*What you are asked to do*. Read through the entries below and return each line with the word "will".

*Given records*.
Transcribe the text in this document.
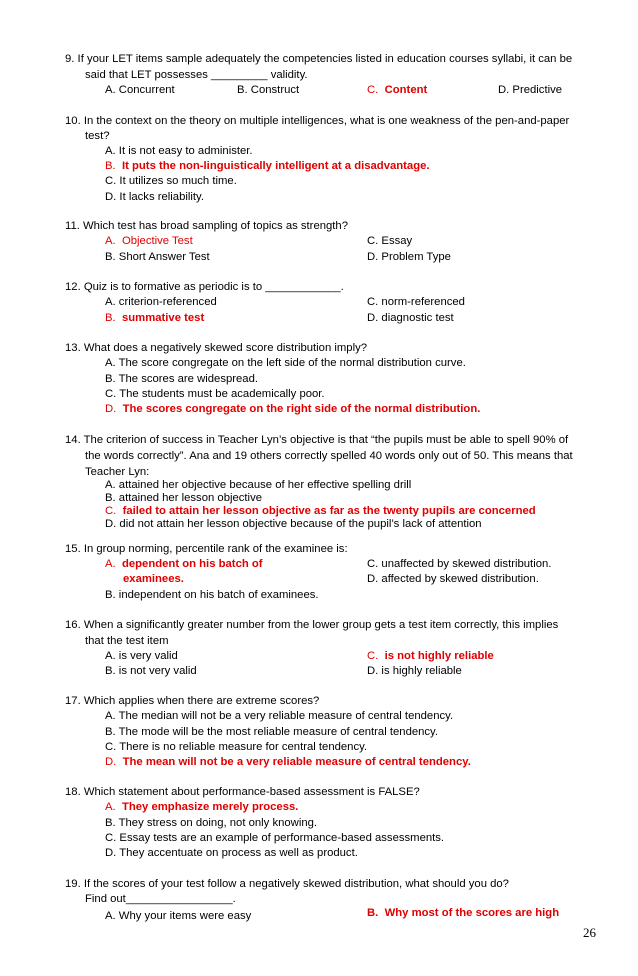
9. If your LET items sample adequately the competencies listed in education courses syllabi, it can be
said that LET possesses _________ validity.
A. Concurrent	B. Construct	C. Content	D. Predictive
10. In the context on the theory on multiple intelligences, what is one weakness of the pen-and-paper
test?
A. It is not easy to administer.
B. It puts the non-linguistically intelligent at a disadvantage.
C. It utilizes so much time.
D. It lacks reliability.
11. Which test has broad sampling of topics as strength?
A. Objective Test	C. Essay
B. Short Answer Test	D. Problem Type
12. Quiz is to formative as periodic is to ____________.
A. criterion-referenced	C. norm-referenced
B. summative test	D. diagnostic test
13. What does a negatively skewed score distribution imply?
A. The score congregate on the left side of the normal distribution curve.
B. The scores are widespread.
C. The students must be academically poor.
D. The scores congregate on the right side of the normal distribution.
14. The criterion of success in Teacher Lyn’s objective is that “the pupils must be able to spell 90% of
the words correctly”. Ana and 19 others correctly spelled 40 words only out of 50. This means that
Teacher Lyn:
A. attained her objective because of her effective spelling drill
B. attained her lesson objective
C. failed to attain her lesson objective as far as the twenty pupils are concerned
D. did not attain her lesson objective because of the pupil’s lack of attention
15. In group norming, percentile rank of the examinee is:
A. dependent on his batch of
examinees.
C. unaffected by skewed distribution.
D. affected by skewed distribution.
B. independent on his batch of examinees.
16. When a significantly greater number from the lower group gets a test item correctly, this implies
that the test item
A. is very valid	C. is not highly reliable
B. is not very valid	D. is highly reliable
17. Which applies when there are extreme scores?
A. The median will not be a very reliable measure of central tendency.
B. The mode will be the most reliable measure of central tendency.
C. There is no reliable measure for central tendency.
D. The mean will not be a very reliable measure of central tendency.
18. Which statement about performance-based assessment is FALSE?
A. They emphasize merely process.
B. They stress on doing, not only knowing.
C. Essay tests are an example of performance-based assessments.
D. They accentuate on process as well as product.
19. If the scores of your test follow a negatively skewed distribution, what should you do?
Find out_________________.
A. Why your items were easy	B. Why most of the scores are high
26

*Task output*.
A. The median will not be a very reliable measure of central tendency.
B. The mode will be the most reliable measure of central tendency.
D. The mean will not be a very reliable measure of central tendency.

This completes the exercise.